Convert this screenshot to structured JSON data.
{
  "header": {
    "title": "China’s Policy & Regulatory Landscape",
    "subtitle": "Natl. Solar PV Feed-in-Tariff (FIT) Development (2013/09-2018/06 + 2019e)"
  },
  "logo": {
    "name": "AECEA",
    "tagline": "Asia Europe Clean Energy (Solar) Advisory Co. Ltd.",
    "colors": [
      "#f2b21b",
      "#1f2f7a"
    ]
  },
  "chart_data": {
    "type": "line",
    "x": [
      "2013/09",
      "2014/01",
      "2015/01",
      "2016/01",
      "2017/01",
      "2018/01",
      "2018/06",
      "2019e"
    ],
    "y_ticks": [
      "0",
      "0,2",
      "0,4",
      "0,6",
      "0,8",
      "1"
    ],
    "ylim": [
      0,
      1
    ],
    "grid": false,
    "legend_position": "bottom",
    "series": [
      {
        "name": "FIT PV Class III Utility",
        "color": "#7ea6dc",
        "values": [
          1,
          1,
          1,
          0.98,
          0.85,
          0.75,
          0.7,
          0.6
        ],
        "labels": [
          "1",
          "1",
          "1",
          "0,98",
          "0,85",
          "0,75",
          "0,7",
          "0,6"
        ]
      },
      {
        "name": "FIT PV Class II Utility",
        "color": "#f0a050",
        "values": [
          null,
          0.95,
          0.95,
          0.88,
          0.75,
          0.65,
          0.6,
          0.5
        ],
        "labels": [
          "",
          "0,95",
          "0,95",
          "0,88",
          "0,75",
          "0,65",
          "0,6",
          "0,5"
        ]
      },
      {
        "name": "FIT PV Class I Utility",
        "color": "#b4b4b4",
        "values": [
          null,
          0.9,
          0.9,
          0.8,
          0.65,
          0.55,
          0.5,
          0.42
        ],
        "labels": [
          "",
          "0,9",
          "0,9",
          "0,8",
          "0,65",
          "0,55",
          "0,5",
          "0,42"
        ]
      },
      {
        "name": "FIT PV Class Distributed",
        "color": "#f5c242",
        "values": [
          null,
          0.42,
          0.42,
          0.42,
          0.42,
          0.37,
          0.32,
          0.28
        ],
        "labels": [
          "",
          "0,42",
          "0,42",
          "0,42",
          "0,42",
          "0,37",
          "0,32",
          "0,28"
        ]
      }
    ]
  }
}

++++++++

*Exercise requirements*. Look through the data above. Copy every line with the string "Class" in it.

*Output of the task*.
        "name": "FIT PV Class III Utility",
        "name": "FIT PV Class II Utility",
        "name": "FIT PV Class I Utility",
        "name": "FIT PV Class Distributed",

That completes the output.